* BEGIN *

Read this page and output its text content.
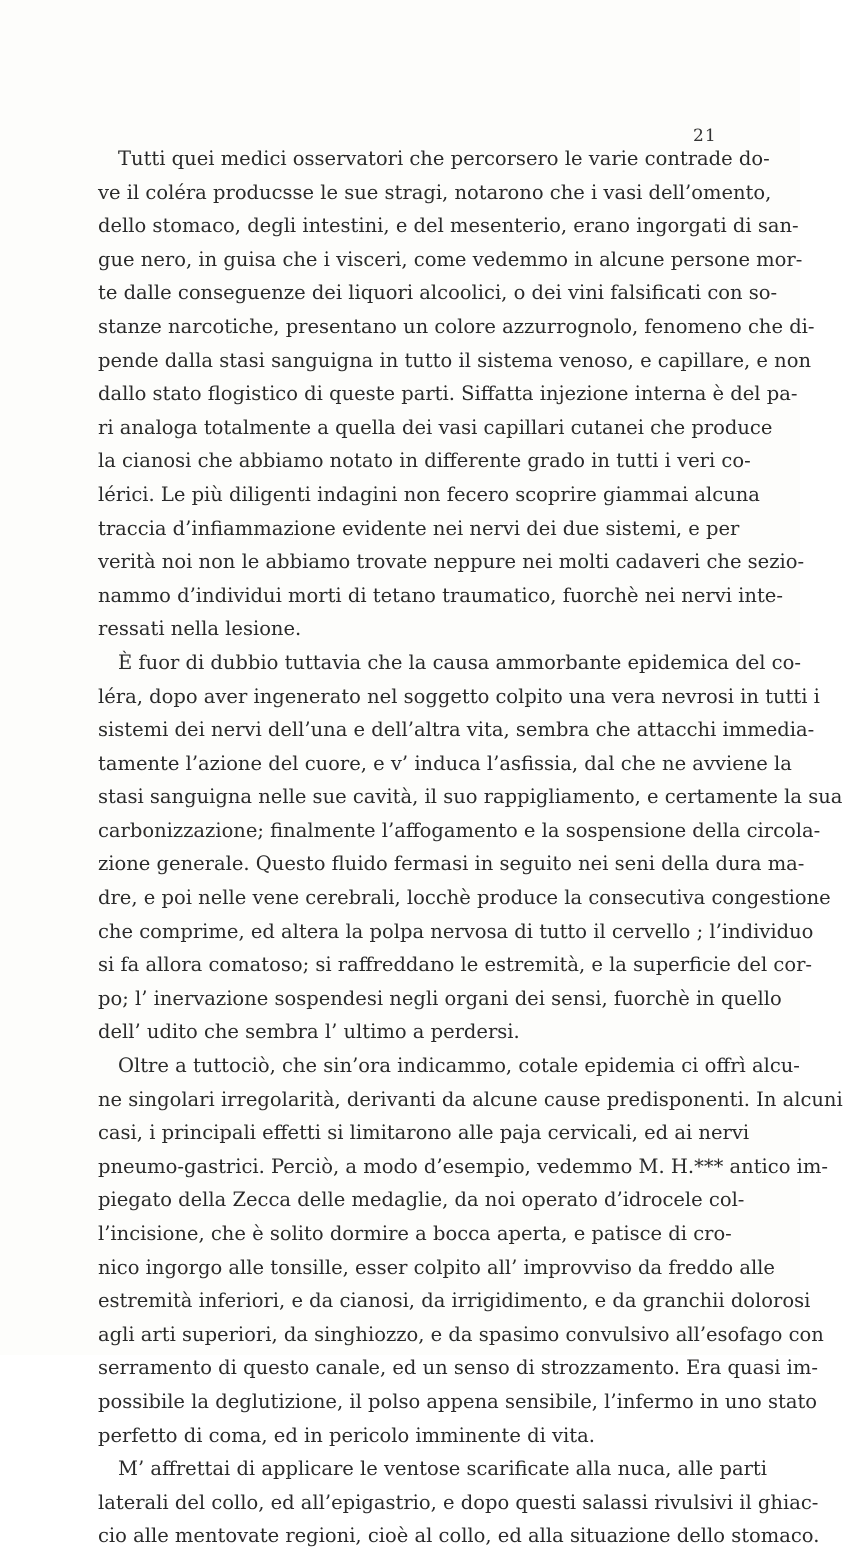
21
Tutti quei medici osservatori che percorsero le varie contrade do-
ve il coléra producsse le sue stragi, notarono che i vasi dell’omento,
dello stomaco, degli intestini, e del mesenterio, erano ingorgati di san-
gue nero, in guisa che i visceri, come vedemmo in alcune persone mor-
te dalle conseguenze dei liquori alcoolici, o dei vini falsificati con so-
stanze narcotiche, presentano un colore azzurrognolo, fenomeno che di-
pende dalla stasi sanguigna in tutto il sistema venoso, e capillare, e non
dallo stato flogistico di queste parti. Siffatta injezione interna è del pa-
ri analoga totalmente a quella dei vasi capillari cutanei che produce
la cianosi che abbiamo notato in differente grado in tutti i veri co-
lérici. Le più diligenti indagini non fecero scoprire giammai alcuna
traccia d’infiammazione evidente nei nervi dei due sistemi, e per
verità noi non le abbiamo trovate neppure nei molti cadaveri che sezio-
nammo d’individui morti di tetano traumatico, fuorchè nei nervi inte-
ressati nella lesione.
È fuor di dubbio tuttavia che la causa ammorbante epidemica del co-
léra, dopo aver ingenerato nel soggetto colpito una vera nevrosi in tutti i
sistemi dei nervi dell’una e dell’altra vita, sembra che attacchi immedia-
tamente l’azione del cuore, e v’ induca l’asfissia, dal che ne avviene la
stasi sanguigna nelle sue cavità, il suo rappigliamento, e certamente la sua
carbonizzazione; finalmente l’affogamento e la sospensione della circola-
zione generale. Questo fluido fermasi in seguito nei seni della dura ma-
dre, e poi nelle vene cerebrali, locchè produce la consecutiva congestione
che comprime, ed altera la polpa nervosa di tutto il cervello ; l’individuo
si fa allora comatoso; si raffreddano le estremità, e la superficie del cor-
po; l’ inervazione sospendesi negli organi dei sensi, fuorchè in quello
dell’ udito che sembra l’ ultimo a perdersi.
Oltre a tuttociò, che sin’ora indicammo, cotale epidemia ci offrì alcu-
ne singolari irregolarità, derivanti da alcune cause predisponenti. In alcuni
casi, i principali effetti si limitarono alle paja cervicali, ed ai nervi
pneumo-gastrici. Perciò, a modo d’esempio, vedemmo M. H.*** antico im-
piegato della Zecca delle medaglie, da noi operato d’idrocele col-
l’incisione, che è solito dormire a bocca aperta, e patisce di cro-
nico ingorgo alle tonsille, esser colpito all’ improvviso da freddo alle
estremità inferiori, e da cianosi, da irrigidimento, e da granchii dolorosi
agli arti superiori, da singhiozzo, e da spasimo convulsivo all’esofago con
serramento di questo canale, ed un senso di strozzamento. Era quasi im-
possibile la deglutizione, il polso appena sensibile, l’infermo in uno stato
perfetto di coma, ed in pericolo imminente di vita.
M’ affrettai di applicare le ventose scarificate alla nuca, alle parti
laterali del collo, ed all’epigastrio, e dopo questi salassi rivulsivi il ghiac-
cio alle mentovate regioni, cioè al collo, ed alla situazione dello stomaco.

* END *
* BEGIN *

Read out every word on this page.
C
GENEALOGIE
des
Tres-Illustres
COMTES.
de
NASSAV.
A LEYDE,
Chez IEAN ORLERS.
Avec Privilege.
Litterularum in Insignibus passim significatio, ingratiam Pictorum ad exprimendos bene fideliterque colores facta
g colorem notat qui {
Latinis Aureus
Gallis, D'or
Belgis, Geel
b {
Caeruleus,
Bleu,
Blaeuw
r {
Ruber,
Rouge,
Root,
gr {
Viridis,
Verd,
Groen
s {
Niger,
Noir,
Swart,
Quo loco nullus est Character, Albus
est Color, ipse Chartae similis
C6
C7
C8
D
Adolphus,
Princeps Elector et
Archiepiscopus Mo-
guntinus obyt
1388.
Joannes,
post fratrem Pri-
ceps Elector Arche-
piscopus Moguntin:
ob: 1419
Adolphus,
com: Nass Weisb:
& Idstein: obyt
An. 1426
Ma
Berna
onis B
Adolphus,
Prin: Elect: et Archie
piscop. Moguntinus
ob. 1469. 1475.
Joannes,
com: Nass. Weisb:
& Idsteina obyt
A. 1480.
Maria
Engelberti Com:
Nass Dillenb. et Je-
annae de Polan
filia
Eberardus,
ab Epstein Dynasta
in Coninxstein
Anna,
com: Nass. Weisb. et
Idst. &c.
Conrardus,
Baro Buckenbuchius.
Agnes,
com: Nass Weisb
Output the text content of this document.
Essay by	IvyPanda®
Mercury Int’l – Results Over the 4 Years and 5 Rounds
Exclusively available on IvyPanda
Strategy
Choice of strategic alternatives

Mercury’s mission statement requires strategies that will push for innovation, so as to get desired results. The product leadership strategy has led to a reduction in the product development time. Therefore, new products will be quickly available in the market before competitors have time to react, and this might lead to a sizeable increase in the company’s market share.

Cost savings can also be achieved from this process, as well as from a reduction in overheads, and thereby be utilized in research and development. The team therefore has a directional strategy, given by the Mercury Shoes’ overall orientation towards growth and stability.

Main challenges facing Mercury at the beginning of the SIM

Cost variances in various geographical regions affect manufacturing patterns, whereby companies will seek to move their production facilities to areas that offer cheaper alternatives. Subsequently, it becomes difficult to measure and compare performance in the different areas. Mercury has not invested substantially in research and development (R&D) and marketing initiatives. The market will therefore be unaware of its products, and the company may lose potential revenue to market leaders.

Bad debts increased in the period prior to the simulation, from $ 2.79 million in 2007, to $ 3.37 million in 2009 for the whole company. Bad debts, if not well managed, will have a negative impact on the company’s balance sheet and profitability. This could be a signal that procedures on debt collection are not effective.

* END *
* BEGIN *

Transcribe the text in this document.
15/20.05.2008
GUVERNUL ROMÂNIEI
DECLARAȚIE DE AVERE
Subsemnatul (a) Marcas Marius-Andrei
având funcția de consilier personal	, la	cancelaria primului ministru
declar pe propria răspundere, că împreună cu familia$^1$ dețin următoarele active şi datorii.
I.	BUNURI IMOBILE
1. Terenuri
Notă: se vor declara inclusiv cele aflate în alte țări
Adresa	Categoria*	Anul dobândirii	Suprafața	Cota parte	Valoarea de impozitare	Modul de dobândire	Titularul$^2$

* END *

### EXERCISE DESCRIPTION
Looking at the material above, count the lines containing the string "products" and reply with the count alone.

### RESULT
2